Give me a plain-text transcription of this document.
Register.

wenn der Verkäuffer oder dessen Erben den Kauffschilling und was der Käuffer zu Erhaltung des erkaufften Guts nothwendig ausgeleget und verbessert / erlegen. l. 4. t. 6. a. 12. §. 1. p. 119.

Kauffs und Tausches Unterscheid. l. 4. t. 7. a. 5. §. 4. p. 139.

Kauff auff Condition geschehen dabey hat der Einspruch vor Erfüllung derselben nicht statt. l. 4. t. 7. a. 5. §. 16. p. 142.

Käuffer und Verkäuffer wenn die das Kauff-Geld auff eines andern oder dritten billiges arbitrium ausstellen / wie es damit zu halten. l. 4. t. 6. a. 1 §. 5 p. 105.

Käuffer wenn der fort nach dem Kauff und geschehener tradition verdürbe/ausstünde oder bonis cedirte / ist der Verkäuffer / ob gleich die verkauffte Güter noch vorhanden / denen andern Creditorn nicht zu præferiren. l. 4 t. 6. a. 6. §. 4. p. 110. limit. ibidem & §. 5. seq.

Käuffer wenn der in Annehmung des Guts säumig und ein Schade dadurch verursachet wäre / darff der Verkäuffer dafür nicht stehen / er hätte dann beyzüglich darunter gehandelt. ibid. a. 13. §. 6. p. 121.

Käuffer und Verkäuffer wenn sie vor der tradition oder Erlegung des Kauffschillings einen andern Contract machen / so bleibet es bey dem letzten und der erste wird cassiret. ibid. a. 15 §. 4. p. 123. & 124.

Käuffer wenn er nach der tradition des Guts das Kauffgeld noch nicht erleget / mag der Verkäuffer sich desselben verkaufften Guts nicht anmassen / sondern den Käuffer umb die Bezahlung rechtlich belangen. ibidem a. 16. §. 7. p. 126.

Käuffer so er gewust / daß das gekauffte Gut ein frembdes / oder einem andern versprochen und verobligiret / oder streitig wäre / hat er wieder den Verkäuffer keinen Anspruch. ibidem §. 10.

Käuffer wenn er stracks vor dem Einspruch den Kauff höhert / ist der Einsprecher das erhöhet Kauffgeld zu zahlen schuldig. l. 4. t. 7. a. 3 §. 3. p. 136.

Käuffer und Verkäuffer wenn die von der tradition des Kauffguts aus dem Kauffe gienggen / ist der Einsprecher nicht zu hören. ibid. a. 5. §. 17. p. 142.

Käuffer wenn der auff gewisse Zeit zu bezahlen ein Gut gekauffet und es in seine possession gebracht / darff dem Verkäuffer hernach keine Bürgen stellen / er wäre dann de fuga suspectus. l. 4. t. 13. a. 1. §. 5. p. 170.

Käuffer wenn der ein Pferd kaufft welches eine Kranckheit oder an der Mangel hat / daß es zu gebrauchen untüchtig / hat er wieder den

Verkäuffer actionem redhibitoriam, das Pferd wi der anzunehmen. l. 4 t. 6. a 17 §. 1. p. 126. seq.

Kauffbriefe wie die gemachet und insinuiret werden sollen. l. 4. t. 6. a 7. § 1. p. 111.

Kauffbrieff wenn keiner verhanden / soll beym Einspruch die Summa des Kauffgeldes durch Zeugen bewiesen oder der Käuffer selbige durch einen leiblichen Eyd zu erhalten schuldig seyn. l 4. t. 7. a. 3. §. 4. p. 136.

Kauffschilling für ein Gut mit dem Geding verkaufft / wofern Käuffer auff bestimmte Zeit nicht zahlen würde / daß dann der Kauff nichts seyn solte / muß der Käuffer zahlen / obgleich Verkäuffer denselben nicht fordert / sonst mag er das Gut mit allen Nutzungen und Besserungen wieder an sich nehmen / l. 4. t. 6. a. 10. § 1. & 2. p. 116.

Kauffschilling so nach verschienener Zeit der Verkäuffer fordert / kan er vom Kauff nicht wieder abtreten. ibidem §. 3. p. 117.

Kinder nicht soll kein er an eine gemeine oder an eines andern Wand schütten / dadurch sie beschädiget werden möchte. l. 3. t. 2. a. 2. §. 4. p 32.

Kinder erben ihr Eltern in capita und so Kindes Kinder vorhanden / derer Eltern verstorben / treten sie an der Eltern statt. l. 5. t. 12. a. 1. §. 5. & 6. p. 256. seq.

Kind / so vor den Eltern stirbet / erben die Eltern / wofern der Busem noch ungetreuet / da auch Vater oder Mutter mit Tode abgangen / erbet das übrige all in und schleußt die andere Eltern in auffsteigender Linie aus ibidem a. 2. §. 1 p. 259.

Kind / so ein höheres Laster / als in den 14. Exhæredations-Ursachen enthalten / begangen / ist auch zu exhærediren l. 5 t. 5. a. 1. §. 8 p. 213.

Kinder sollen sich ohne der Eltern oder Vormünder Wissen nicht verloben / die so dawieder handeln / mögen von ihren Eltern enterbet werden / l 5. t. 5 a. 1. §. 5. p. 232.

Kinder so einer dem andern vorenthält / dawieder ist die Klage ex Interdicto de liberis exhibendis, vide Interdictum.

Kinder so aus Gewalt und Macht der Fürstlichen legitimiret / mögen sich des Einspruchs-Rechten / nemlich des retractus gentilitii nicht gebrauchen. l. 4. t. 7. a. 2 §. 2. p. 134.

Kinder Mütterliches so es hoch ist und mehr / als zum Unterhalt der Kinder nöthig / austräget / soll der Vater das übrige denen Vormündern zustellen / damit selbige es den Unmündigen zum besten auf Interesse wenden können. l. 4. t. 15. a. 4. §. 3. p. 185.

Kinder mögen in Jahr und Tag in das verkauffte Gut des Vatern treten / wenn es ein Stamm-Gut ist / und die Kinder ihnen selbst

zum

GOAL OF THE EXERCISE – Find the word "sollen" in the records and pull out each line that has it.

SOLUTION TO THE PROBLEM –
Kauffbriefe wie die gemachet und insinuiret werden sollen. l. 4. t. 6. a 7. § 1. p. 111.
Kinder sollen sich ohne der Eltern oder Vormünder Wissen nicht verloben / die so dawieder handeln / mögen von ihren Eltern enterbet werden / l 5. t. 5 a. 1. §. 5. p. 232.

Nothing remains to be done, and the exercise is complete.